What you have to do:
Pick up the text on custard powder at the point where it ends and continue it.

Document text:
* * * * *

One of the added benefits of using custard powder to make custard instead of doing it from scratch is that since it doesn't have any eggs, there's no chance of curdling — a common problem with overheated custard. But while the traditional use for custard powder is to simply make custard out of it, other types of recipes, like cakes or cookies, call for it as an ingredient.
How to Replace Custard Powder
If a recipe lists custard powder and you don't have any, you can make some simple swaps to achieve the same effect. For each tablespoon of custard powder that's called for in your recipe, you can make your own custard mix with 1 tablespoon of cornstarch plus 1 teaspoon of vanilla extract and a pinch of fine salt.
You can also use vanilla pudding mix, if you have some on hand. Simply swap in a one to one ratio. In other words, use 1 tablespoon of vanilla pudding in place of each tablespoon of custard powder.

* * * * *

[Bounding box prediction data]

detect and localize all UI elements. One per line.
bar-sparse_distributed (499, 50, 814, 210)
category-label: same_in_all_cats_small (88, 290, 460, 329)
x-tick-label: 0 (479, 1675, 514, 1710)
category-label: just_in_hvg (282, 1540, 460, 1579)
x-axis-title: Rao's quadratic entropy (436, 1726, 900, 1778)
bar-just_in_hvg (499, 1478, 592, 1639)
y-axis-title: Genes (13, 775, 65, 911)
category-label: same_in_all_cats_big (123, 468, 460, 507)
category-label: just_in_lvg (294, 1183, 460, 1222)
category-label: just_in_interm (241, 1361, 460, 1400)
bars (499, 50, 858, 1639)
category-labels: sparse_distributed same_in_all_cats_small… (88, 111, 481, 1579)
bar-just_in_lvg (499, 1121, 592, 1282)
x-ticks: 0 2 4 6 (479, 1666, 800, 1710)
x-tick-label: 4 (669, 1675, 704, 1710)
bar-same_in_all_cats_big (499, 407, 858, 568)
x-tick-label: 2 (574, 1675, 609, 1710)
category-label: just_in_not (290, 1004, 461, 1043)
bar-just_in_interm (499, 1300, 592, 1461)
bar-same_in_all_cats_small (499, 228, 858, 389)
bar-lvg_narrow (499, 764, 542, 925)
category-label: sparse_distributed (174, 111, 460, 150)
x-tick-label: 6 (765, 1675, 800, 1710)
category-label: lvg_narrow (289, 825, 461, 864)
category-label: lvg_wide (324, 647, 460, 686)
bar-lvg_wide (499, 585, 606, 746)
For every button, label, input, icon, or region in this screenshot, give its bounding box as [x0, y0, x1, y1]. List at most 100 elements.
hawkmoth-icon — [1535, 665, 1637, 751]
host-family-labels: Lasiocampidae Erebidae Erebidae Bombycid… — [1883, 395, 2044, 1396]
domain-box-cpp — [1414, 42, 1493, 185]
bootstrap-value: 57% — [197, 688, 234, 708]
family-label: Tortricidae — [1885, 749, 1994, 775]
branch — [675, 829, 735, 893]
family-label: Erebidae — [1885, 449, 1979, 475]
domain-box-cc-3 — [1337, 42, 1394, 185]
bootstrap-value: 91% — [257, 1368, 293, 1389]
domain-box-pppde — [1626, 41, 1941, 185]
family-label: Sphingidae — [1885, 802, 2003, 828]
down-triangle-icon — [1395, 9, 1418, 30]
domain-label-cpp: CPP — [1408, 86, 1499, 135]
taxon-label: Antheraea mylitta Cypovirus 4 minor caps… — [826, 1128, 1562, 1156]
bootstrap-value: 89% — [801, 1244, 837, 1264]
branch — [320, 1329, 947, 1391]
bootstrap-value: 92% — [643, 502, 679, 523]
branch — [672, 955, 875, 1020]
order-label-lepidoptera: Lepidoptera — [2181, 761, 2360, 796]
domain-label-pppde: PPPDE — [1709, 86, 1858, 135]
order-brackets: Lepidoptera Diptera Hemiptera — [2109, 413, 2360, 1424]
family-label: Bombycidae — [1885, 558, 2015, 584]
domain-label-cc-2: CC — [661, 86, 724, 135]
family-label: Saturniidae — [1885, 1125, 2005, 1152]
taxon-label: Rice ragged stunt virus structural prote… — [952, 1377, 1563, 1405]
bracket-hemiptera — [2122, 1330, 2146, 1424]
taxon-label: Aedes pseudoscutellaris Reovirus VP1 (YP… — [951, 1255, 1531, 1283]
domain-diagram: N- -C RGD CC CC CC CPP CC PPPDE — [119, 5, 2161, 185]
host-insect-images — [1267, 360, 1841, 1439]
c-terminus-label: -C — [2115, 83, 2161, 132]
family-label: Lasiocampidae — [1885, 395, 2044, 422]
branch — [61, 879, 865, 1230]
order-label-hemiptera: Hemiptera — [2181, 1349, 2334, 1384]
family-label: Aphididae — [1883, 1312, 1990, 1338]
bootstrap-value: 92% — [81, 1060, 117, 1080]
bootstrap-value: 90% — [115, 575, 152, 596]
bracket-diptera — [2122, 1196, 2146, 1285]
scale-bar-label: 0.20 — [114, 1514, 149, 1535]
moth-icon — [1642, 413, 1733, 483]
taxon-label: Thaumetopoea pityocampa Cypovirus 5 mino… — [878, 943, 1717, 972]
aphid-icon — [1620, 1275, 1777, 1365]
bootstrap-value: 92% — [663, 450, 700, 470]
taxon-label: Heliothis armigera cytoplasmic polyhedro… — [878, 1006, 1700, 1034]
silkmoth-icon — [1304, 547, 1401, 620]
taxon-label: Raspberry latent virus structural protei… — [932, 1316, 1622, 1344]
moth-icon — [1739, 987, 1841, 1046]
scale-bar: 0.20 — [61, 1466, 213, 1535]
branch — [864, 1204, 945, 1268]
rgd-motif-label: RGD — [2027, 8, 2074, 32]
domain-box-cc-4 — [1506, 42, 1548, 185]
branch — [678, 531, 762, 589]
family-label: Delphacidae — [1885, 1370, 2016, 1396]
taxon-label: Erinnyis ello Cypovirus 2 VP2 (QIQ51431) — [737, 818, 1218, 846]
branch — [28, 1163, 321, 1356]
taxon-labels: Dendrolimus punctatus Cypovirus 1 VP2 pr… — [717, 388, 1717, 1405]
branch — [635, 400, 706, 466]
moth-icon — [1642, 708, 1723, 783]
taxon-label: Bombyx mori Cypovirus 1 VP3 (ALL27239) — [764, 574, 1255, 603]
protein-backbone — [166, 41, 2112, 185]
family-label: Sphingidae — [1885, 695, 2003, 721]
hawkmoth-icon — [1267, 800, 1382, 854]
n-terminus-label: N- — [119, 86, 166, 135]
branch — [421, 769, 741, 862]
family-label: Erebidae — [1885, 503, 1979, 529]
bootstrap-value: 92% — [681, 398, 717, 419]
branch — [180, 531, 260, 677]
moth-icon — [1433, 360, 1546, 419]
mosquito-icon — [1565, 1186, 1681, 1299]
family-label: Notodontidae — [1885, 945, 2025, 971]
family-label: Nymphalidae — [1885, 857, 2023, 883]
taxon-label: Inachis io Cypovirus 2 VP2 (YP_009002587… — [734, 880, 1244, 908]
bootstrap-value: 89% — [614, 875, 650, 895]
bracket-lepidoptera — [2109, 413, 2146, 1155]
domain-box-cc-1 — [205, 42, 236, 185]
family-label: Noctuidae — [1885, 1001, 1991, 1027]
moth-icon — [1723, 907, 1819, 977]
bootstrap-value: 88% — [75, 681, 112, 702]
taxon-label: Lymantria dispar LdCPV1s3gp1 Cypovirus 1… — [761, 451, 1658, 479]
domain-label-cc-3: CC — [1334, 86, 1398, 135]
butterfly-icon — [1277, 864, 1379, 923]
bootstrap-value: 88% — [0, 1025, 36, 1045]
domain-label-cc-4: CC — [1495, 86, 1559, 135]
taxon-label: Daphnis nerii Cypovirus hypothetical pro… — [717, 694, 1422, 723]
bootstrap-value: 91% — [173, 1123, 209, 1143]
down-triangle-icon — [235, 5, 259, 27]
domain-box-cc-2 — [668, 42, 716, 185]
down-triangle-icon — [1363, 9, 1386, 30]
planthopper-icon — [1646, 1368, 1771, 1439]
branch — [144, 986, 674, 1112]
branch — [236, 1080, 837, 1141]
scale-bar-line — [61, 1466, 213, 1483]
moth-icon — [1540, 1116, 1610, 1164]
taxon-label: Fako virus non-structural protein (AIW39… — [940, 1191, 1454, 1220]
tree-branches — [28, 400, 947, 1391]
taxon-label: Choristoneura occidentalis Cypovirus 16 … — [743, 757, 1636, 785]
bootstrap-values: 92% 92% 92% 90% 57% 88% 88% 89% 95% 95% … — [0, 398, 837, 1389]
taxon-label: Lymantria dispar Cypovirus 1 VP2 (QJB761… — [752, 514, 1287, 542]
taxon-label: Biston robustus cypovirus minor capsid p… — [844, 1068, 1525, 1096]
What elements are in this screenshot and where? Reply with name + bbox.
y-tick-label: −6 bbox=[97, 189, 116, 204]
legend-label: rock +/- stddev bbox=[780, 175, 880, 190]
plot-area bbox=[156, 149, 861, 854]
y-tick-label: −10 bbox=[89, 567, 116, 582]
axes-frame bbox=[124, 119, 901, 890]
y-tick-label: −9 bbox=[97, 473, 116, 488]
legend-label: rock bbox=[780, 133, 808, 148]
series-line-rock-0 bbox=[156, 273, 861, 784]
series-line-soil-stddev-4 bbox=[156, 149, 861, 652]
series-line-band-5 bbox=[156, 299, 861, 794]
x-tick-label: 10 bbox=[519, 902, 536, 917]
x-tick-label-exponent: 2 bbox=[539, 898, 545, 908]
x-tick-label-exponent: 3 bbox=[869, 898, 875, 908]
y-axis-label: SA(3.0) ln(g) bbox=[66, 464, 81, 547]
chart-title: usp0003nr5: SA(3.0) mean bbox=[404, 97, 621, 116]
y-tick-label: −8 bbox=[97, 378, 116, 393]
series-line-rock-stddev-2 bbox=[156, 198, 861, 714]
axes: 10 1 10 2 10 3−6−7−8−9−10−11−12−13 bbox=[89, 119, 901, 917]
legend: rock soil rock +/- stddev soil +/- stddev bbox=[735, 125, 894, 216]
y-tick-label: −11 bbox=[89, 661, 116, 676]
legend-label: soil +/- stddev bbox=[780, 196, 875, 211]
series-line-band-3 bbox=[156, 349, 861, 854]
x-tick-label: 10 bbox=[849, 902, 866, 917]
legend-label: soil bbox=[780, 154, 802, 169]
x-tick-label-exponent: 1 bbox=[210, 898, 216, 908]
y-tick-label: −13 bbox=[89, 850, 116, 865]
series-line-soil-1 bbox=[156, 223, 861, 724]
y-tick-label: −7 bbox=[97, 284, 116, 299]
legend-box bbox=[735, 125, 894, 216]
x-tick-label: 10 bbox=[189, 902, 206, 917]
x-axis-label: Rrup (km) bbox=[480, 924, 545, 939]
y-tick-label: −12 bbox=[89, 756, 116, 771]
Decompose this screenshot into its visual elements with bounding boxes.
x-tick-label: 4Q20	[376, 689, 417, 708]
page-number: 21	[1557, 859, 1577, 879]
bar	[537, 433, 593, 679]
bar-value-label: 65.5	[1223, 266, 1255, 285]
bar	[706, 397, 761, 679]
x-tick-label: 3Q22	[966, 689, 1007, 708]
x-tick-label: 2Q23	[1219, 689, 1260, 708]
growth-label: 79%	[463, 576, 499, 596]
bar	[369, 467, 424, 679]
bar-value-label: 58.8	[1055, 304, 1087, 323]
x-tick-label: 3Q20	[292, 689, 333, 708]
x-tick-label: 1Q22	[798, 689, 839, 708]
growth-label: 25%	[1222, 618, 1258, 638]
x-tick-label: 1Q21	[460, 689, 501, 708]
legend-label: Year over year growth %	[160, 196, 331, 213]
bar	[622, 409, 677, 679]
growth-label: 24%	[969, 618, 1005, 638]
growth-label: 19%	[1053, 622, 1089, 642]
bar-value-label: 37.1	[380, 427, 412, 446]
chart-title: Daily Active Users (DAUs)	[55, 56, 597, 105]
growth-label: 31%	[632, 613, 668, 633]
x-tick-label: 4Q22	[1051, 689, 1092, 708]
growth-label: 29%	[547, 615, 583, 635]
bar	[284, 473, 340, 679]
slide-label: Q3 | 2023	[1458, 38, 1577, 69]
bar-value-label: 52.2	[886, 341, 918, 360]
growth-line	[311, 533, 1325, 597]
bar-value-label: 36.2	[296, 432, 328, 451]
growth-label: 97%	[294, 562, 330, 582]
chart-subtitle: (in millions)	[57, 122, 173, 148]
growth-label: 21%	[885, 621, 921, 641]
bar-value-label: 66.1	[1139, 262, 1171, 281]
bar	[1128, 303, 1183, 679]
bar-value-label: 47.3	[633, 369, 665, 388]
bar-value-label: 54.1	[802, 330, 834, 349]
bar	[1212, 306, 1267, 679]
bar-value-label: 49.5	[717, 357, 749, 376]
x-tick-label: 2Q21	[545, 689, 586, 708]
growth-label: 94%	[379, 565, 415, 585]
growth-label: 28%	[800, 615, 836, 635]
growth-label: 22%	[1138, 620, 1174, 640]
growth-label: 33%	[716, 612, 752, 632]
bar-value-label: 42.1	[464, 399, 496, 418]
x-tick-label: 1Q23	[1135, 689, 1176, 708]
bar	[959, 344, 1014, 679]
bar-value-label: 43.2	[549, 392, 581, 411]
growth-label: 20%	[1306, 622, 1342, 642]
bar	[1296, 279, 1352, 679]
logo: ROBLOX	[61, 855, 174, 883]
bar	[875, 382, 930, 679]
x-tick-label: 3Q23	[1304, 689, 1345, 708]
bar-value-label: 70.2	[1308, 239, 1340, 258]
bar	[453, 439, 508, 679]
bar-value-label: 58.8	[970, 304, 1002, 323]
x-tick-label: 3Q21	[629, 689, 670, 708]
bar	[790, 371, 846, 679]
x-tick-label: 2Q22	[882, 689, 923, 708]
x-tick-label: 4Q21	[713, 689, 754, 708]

* * * * *

Answer space:
Homemade Custard Ingredients
Another option is to skip the custard powder altogether and make custard from scratch. While it's definitely more involved than using a pre-made powder, custard ingredients are rather simple and something that you probably already have on hand. To make custard from scratch, you'll need:
- 3 cups cold milk
- 4 large eggs
- 1/2 cup sugar
- 1 1/2 teaspoons vanilla extract
- 1/4 teaspoon salt
Start by preheating your oven to 350 degrees Fahrenheit. Add the cold milk to a sauce pan and heat to just under boiling. Remove the pan from heat and allow to cool for five minutes. While the milk is cooling, beat the remaining ingredients together until combined, but not foamy. Once that's combined, slowly whisk the warm milk mixture into the eggs.
Place six 6-ounce custard cups in baking pan and pour hot water into the pan until it comes up to within a half an inch of the top of the custard cups. Divide the custard mixture evenly between the custard cups. Bake for 25 minutes or until a knife inserted in the center comes out clean. Cool for five to 10 minutes before serving.
- USDA: "Custard Powder"
- Cook's Info: "Custard Powder"
- Gourmet Sleuth: "What is Custard Powder?"
- Food Science and Nutrition: "Effect of Storage on the Chemical Composition, Microbiological Load, and Sensory Properties of Cassava Starch-Based Custard Powder"
- American College of Allergy, Asthma and Immunology: "Egg Allergy"
- American Egg Board: "Baked Egg Custard Recipe"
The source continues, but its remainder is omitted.